Greatest hits album by Die Toten Hosen
- Released: 1993 2007 (jubilee edition)
- Recorded: 1982–1993
- Genre: Punk rock
- Length: 67:59 72:14 (re-release)
- Label: ToT Virgin Records
- Producer: Jon Caffery & Die Toten Hosen

Die Toten Hosen chronology
| Kauf MICH! (1993) | Reich & sexy (1993) | Put Your Money Where Your Mouth Is (1994) |

= Reich & sexy =

Reich & sexy (Rich & sexy) (subtitled: Ihre 20!! grössten Erfolge [Their 20!! biggest hits]) is the first greatest hits compilation by the German punk band Die Toten Hosen. The album is an apparent tribute to Johnny Thunders, as both "Wort zum Sonntag" (a tribute to punk and Johnny) and "Born to Lose" (a Heartbreakers cover recorded with Johnny) are included on this album, moreover, these songs come consecutively.

The album is notable for its cover, where the band members are standing/laying naked among naked women. Some DTH albums (Opel-Gang, Kauf MICH!, Bis zum bitteren Ende) are in a couple of women's hands.

The second DTH best-of album shares its title with this album (Reich & sexy II: Die fetten Jahre).

==Track listing==
1. "Hier kommt Alex" (Here comes Alex) (Meurer/Frege) − 4:30 (from Ein kleines bisschen Horrorschau)
2. "Alles wird gut" (All will be well) (v. Holst/Frege) − 3:37 (from Auf dem Kreuzzug ins Glück)
3. "Alles aus Liebe" (All because of love) (Frege/Frege) − 4:32 (from Kauf MICH!)
4. "Azzuro" (Azure) (Paolo Conte, Michele Virano/Conte, Vito Pallavicini) − 2:34 (from Auf dem Kreuzzug ins Glück)

→ REQUIREMENT 1: Copy the part of the Reich & sexy article that begins at the words "- Label: ToT" and stops after the words "songs come consecutively.".
→ REQUIREMENT 2: Carry on writing the article about the album Reich & sexy from the point where it stops.

→ Page segmentation data:

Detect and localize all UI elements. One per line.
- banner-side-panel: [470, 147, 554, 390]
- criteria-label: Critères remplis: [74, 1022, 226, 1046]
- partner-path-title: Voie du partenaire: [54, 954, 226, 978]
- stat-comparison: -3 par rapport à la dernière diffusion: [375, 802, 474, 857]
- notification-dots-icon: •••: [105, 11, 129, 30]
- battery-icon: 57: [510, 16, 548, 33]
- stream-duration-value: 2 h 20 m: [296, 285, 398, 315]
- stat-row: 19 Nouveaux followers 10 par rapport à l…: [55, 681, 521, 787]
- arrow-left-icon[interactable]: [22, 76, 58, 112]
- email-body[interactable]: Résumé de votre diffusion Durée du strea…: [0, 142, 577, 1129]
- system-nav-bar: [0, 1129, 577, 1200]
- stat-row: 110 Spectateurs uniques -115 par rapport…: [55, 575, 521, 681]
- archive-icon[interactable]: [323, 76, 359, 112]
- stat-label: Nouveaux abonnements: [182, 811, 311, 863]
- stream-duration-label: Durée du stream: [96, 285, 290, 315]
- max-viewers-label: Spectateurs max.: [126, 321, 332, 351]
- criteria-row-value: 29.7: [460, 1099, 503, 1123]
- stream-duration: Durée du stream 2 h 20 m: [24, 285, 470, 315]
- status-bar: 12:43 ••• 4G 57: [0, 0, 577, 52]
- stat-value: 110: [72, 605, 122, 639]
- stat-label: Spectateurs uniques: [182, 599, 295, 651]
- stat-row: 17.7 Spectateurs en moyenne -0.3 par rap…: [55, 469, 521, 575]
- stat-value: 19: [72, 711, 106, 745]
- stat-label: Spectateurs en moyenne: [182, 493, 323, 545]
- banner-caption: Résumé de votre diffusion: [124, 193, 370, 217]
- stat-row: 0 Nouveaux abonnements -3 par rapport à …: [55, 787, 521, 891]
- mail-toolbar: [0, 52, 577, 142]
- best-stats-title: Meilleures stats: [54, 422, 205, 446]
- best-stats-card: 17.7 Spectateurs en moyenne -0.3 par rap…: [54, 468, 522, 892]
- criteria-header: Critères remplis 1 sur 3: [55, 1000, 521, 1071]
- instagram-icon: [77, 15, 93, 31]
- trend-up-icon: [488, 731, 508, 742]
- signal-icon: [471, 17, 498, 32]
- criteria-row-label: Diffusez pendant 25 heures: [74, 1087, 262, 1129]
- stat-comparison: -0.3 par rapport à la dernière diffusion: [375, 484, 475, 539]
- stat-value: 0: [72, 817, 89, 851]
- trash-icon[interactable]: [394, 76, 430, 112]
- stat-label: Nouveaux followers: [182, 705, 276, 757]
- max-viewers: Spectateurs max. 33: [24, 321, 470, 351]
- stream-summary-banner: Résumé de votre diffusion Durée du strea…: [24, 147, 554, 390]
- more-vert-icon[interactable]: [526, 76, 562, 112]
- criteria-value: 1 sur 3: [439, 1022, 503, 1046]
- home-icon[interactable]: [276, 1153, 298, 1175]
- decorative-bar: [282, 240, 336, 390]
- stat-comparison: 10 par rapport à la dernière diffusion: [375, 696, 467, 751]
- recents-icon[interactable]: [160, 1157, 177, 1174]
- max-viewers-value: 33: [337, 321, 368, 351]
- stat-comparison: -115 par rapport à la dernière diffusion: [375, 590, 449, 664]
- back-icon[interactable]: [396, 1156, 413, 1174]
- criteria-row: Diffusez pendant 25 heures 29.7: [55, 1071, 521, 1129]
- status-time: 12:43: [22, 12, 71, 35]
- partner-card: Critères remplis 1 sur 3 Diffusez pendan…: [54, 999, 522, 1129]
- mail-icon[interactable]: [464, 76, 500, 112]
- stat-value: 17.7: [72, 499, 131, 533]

→ EXERCISE RESULT 1:
- Label: ToT Virgin Records
- Producer: Jon Caffery & Die Toten Hosen

Die Toten Hosen chronology
| Kauf MICH! (1993) | Reich & sexy (1993) | Put Your Money Where Your Mouth Is (1994) |

= Reich & sexy =

Reich & sexy (Rich & sexy) (subtitled: Ihre 20!! grössten Erfolge [Their 20!! biggest hits]) is the first greatest hits compilation by the German punk band Die Toten Hosen. The album is an apparent tribute to Johnny Thunders, as both "Wort zum Sonntag" (a tribute to punk and Johnny) and "Born to Lose" (a Heartbreakers cover recorded with Johnny) are included on this album, moreover, these songs come consecutively.

→ EXERCISE RESULT 2:
5. "Halbstark" (Half-strong) − 2:33 (from Never Mind the Hosen, Here's Die Roten Rosen; Jankees cover)
6. "Wünsch DIR was" (roughly Make a wish) (Meurer/Frege) − 4:15 (from Kauf MICH!)
7. "Carnival in Rio (Punk Was)" (Frege, von Holst/Ronnie Biggs) − 3:07 (from Learning English, Lesson One)
8. "Mehr davon" (More of it) (von Holst/Frege) − 5:09 (from Ein kleines bisschen Horrorschau)
9. "Liebesspieler" (Love Player) (von Holst, Breitkopf, Frege/Frege) − 2:47 (from Unter falscher Flagge)
10. "Wort zum Sonntag" (Word to Sunday) (von Holst/Frege) − 4:18 (from Damenwahl)
11. "Born to Lose" − 3:21 (from Learning English, Lesson One; The Heartbreakers cover)
12. "Sascha ...ein aufrechter Deutscher" (Sascha ...an upstanding German) (Frege, Müller/Frege, Müller) − 2:34 (from Kauf MICH!)
13. "1000 gute Gründe" (1000 good reasons) (Breitkopf/Frege) − 3:23 (from Ein kleines bisschen Horrorschau)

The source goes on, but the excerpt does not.